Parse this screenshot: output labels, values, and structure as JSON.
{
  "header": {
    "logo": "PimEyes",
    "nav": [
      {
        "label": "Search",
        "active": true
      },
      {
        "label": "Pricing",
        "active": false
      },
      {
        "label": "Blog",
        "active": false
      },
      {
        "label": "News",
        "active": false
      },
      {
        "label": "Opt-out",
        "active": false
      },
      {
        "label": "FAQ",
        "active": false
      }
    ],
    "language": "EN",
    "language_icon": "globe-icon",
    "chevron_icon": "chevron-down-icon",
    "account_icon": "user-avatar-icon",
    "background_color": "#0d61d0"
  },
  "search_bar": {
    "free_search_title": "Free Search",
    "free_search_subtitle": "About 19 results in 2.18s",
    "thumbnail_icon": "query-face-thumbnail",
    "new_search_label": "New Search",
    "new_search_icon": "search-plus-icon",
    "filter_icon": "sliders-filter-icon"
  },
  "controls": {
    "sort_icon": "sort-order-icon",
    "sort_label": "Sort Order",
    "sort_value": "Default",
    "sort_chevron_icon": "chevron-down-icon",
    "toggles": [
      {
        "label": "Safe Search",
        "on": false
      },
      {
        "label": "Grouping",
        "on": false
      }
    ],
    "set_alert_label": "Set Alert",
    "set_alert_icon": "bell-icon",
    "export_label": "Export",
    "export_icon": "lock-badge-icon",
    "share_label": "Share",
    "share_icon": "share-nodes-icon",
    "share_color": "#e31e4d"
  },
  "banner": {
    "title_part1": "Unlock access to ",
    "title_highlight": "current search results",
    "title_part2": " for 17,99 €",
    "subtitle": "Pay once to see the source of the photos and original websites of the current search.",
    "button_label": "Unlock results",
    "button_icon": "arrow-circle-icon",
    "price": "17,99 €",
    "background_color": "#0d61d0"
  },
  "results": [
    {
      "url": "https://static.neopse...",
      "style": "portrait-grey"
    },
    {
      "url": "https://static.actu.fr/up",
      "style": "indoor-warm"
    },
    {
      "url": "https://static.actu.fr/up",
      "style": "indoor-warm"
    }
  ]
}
————————
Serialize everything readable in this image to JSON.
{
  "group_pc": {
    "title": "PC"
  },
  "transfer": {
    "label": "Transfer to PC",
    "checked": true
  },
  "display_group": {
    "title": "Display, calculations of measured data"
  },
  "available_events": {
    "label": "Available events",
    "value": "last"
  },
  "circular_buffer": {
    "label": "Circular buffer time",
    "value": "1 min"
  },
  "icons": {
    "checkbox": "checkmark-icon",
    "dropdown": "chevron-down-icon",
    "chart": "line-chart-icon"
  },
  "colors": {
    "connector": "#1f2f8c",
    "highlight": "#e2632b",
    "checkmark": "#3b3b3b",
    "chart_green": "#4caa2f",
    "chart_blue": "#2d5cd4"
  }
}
————————
(YOUR INSTRUCTIONS)
Scan the listing above for the word "this" and show each line where it is found.

(FINISHED TASK)
Parse this screenshot: output labels, values, and structure as JSON.
Serialize everything readable in this image to JSON.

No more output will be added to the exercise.